--- BEGIN Items ---

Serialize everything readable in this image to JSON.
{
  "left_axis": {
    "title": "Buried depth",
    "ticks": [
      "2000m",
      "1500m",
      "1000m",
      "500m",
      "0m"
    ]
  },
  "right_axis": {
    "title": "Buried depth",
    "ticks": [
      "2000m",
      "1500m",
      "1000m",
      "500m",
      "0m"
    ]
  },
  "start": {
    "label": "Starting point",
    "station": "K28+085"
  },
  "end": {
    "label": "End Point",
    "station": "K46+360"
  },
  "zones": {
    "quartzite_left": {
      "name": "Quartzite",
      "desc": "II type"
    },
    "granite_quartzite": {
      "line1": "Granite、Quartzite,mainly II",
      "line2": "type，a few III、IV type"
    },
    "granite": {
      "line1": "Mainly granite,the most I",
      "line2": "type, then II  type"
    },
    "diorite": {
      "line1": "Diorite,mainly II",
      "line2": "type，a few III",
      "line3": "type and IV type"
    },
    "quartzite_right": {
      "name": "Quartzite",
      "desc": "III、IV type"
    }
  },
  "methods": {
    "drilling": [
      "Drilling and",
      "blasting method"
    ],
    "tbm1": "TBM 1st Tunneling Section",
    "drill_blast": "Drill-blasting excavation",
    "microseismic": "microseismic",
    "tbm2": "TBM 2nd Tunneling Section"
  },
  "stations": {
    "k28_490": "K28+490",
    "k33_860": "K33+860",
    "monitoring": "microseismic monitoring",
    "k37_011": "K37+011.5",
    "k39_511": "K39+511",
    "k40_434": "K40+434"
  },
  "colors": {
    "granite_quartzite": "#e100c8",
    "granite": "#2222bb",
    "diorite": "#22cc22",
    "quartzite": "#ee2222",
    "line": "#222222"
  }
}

--- END Items ---

Return all of the entries word for word.

#### Full response:
Serialize everything readable in this image to JSON.
{
  "left_axis": {
    "title": "Buried depth",
    "ticks": [
      "2000m",
      "1500m",
      "1000m",
      "500m",
      "0m"
    ]
  },
  "right_axis": {
    "title": "Buried depth",
    "ticks": [
      "2000m",
      "1500m",
      "1000m",
      "500m",
      "0m"
    ]
  },
  "start": {
    "label": "Starting point",
    "station": "K28+085"
  },
  "end": {
    "label": "End Point",
    "station": "K46+360"
  },
  "zones": {
    "quartzite_left": {
      "name": "Quartzite",
      "desc": "II type"
    },
    "granite_quartzite": {
      "line1": "Granite、Quartzite,mainly II",
      "line2": "type，a few III、IV type"
    },
    "granite": {
      "line1": "Mainly granite,the most I",
      "line2": "type, then II  type"
    },
    "diorite": {
      "line1": "Diorite,mainly II",
      "line2": "type，a few III",
      "line3": "type and IV type"
    },
    "quartzite_right": {
      "name": "Quartzite",
      "desc": "III、IV type"
    }
  },
  "methods": {
    "drilling": [
      "Drilling and",
      "blasting method"
    ],
    "tbm1": "TBM 1st Tunneling Section",
    "drill_blast": "Drill-blasting excavation",
    "microseismic": "microseismic",
    "tbm2": "TBM 2nd Tunneling Section"
  },
  "stations": {
    "k28_490": "K28+490",
    "k33_860": "K33+860",
    "monitoring": "microseismic monitoring",
    "k37_011": "K37+011.5",
    "k39_511": "K39+511",
    "k40_434": "K40+434"
  },
  "colors": {
    "granite_quartzite": "#e100c8",
    "granite": "#2222bb",
    "diorite": "#22cc22",
    "quartzite": "#ee2222",
    "line": "#222222"
  }
}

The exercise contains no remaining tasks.